### Challenge
List all lines in the material below that contain "screenshot".

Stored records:
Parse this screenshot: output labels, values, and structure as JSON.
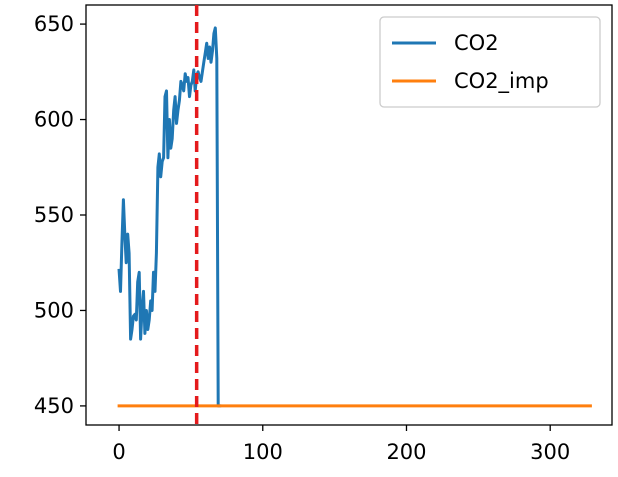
{
  "chart_data": {
    "type": "line",
    "title": "",
    "xlabel": "",
    "ylabel": "",
    "xlim": [
      -23,
      343
    ],
    "ylim": [
      440,
      660
    ],
    "xticks": [
      0,
      100,
      200,
      300
    ],
    "yticks": [
      450,
      500,
      550,
      600,
      650
    ],
    "grid": false,
    "legend_position": "top-right",
    "vline": {
      "x": 54,
      "color": "#e41a1c",
      "style": "dashed"
    },
    "series": [
      {
        "name": "CO2",
        "color": "#1f77b4",
        "x": [
          0,
          1,
          2,
          3,
          4,
          5,
          6,
          7,
          8,
          9,
          10,
          11,
          12,
          13,
          14,
          15,
          16,
          17,
          18,
          19,
          20,
          21,
          22,
          23,
          24,
          25,
          26,
          27,
          28,
          29,
          30,
          31,
          32,
          33,
          34,
          35,
          36,
          37,
          38,
          39,
          40,
          41,
          42,
          43,
          44,
          45,
          46,
          47,
          48,
          49,
          50,
          51,
          52,
          53,
          54,
          55,
          56,
          57,
          58,
          59,
          60,
          61,
          62,
          63,
          64,
          65,
          66,
          67,
          68,
          69,
          70
        ],
        "values": [
          521,
          510,
          535,
          558,
          540,
          525,
          540,
          530,
          485,
          490,
          497,
          498,
          495,
          515,
          520,
          485,
          500,
          510,
          488,
          500,
          490,
          495,
          505,
          500,
          520,
          510,
          530,
          575,
          582,
          570,
          578,
          580,
          612,
          615,
          580,
          600,
          585,
          590,
          605,
          612,
          598,
          605,
          610,
          620,
          618,
          615,
          624,
          620,
          622,
          612,
          618,
          620,
          626,
          615,
          623,
          625,
          622,
          620,
          625,
          630,
          635,
          640,
          632,
          638,
          630,
          636,
          645,
          648,
          632,
          450,
          450
        ]
      },
      {
        "name": "CO2_imp",
        "color": "#ff7f0e",
        "x": [
          0,
          328
        ],
        "values": [
          450,
          450
        ]
      }
    ]
  }
}
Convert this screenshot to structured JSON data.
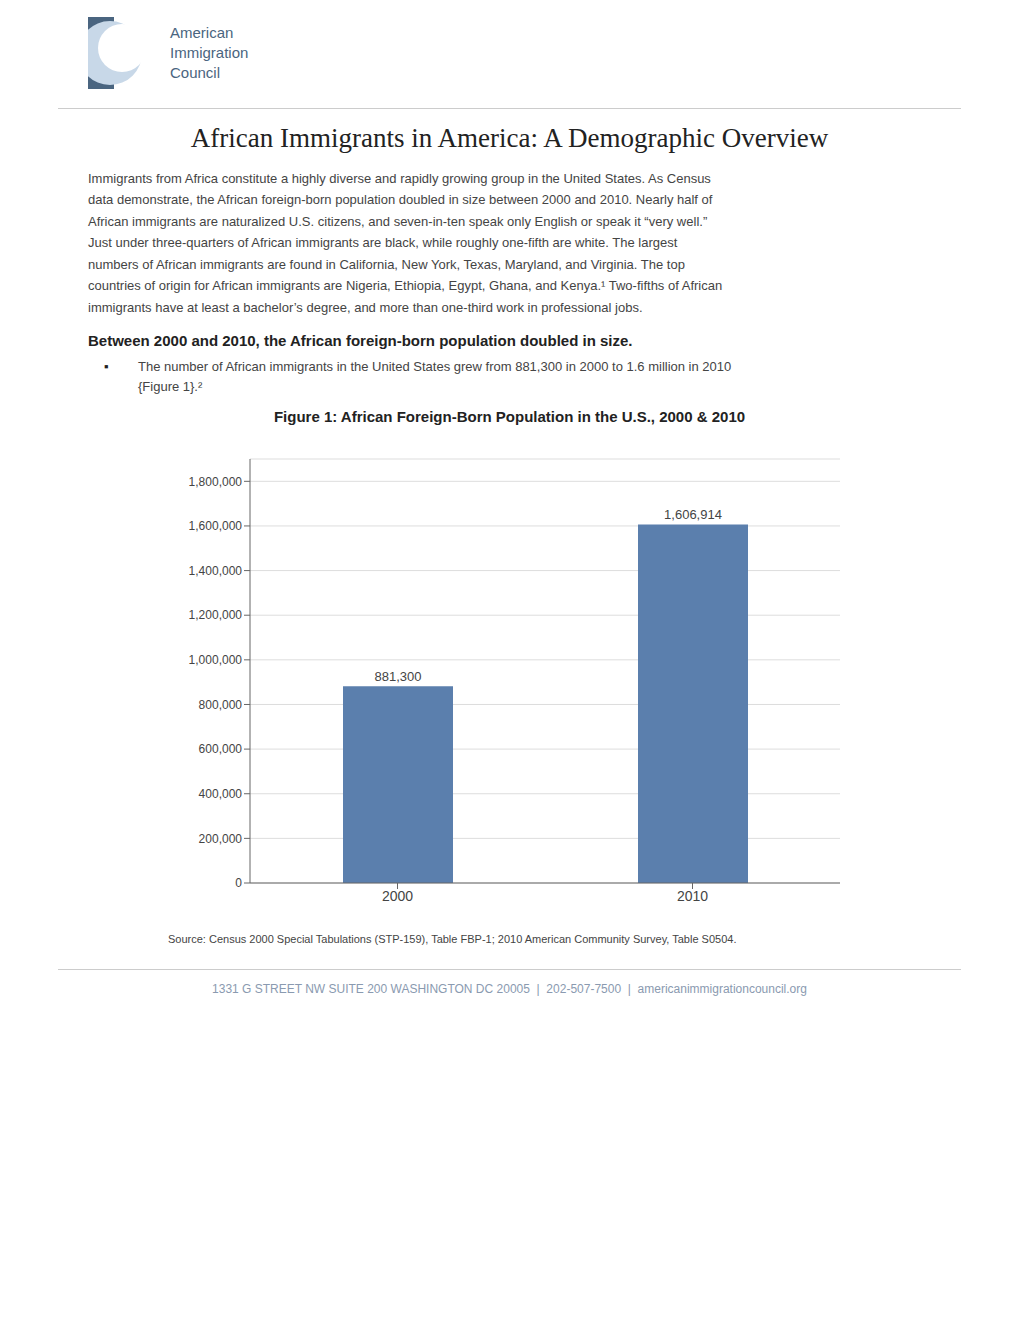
{
  "chart_data": {
    "type": "bar",
    "title": "Figure 1: African Foreign-Born Population in the U.S., 2000 & 2010",
    "categories": [
      "2000",
      "2010"
    ],
    "values": [
      881300,
      1606914
    ],
    "value_labels": [
      "881,300",
      "1,606,914"
    ],
    "data_labels": true,
    "color": "#5b7fad",
    "ylim": [
      0,
      1900000
    ],
    "yticks": [
      0,
      {
        "value": 200000,
        "label": "200,000"
      },
      {
        "value": 400000,
        "label": "400,000"
      },
      {
        "value": 600000,
        "label": "600,000"
      },
      {
        "value": 800000,
        "label": "800,000"
      },
      {
        "value": 1000000,
        "label": "1,000,000"
      },
      {
        "value": 1200000,
        "label": "1,200,000"
      },
      {
        "value": 1400000,
        "label": "1,400,000"
      },
      {
        "value": 1600000,
        "label": "1,600,000"
      },
      {
        "value": 1800000,
        "label": "1,800,000"
      }
    ],
    "grid": true,
    "annotations": [
      "American",
      "Immigration",
      "Council",
      "African Immigrants in America: A Demographic Overview",
      "Immigrants from Africa constitute a highly diverse and rapidly growing group in the United States. As Census\ndata demonstrate, the African foreign-born population doubled in size between 2000 and 2010. Nearly half of\nAfrican immigrants are naturalized U.S. citizens, and seven-in-ten speak only English or speak it “very well.”\nJust under three-quarters of African immigrants are black, while roughly one-fifth are white. The largest\nnumbers of African immigrants are found in California, New York, Texas, Maryland, and Virginia. The top\ncountries of origin for African immigrants are Nigeria, Ethiopia, Egypt, Ghana, and Kenya.¹ Two-fifths of African\nimmigrants have at least a bachelor’s degree, and more than one-third work in professional jobs.",
      "Between 2000 and 2010, the African foreign-born population doubled in size.",
      "▪",
      "The number of African immigrants in the United States grew from 881,300 in 2000 to 1.6 million in 2010\n{Figure 1}.²",
      "Source: Census 2000 Special Tabulations (STP-159), Table FBP-1; 2010 American Community Survey, Table S0504.",
      "1331 G STREET NW SUITE 200 WASHINGTON DC 20005  |  202-507-7500  |  americanimmigrationcouncil.org"
    ]
  }
}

### Exercise result
Parse this screenshot: output labels, values, and structure as JSON.
Convert this screenshot to structured JSON data.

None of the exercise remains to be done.